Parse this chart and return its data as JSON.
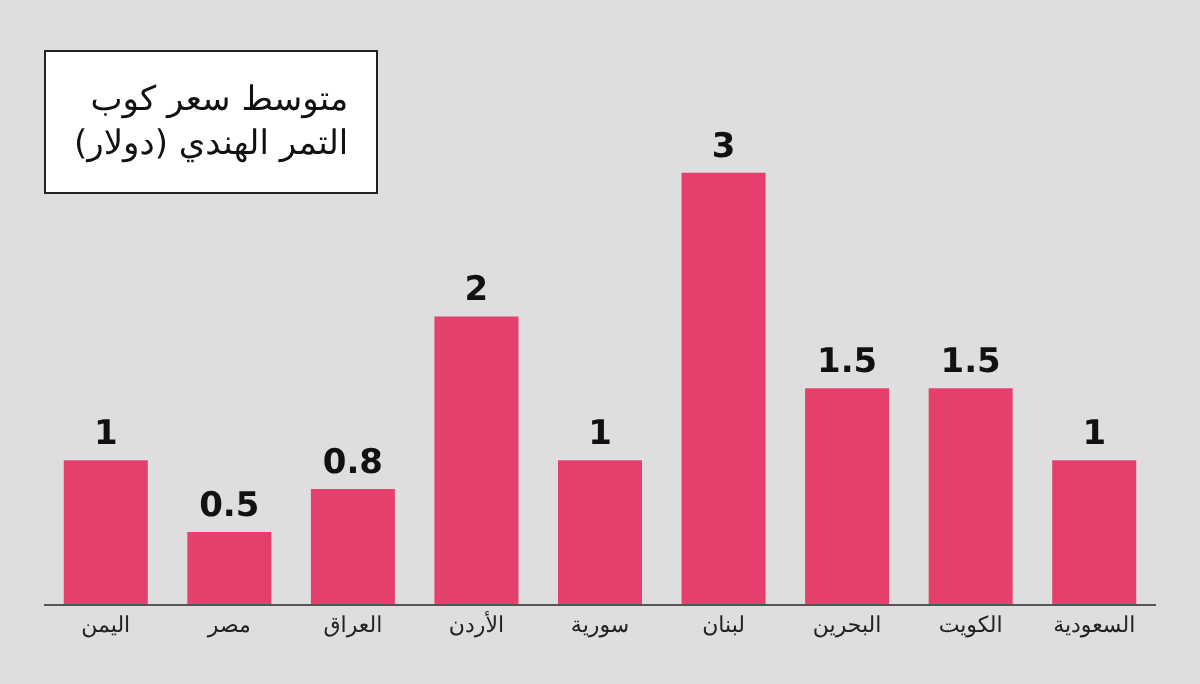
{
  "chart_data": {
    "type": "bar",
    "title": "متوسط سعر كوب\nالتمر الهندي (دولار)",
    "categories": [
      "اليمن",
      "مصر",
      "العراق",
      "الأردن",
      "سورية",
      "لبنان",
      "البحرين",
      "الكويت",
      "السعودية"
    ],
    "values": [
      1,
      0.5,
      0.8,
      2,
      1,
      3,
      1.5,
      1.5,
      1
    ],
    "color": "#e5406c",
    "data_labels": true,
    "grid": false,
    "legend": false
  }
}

··········

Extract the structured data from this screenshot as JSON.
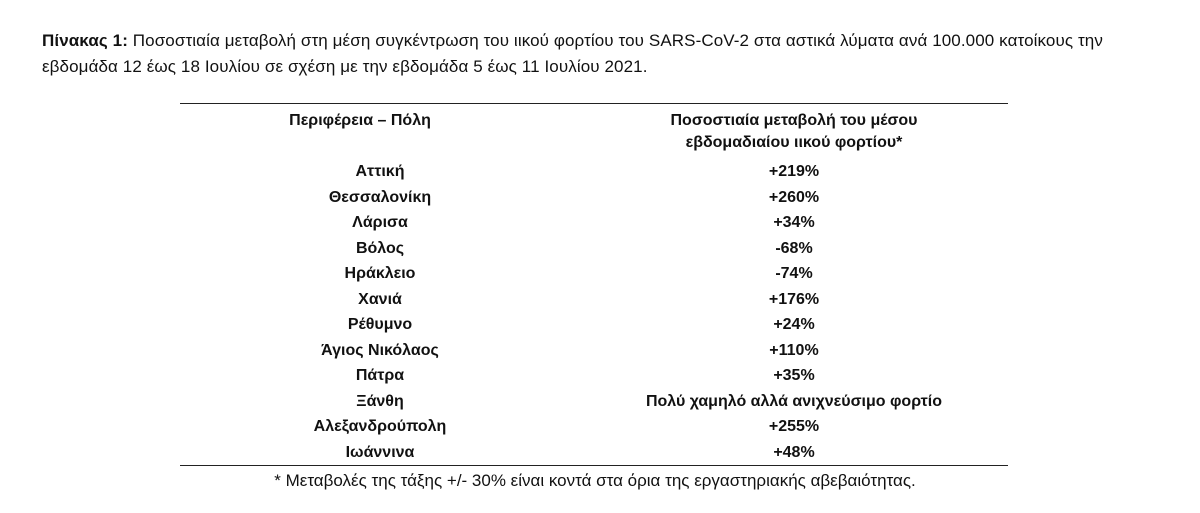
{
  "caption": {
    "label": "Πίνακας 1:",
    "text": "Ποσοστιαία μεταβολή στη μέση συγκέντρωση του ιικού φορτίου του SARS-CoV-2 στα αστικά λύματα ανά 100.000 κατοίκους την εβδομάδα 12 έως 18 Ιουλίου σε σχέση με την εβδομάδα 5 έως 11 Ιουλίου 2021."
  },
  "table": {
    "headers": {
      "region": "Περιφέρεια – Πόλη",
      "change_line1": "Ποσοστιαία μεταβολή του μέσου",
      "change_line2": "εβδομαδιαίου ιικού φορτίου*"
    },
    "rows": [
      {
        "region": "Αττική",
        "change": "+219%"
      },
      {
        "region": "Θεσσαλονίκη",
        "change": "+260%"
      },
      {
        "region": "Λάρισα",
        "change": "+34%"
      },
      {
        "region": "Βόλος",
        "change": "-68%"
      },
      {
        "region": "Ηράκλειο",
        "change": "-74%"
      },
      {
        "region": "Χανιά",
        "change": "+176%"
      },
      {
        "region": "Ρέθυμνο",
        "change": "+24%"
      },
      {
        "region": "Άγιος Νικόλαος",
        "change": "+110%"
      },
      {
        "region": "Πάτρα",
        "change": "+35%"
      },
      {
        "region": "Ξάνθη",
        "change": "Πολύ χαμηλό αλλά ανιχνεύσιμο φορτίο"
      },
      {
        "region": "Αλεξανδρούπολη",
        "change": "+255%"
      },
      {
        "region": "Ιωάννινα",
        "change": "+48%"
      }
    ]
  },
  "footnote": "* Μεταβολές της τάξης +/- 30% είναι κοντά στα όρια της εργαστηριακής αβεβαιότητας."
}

··········

Search the listing for the word "μεταβολή". Copy every line in which it occurs.

    "text": "Ποσοστιαία μεταβολή στη μέση συγκέντρωση του ιικού φορτίου του SARS-CoV-2 στα αστικά λύματα ανά 100.000 κατοίκους την εβδομάδα 12 έως 18 Ιουλίου σε σχέση με την εβδομάδα 5 έως 11 Ιουλίου 2021."
      "change_line1": "Ποσοστιαία μεταβολή του μέσου",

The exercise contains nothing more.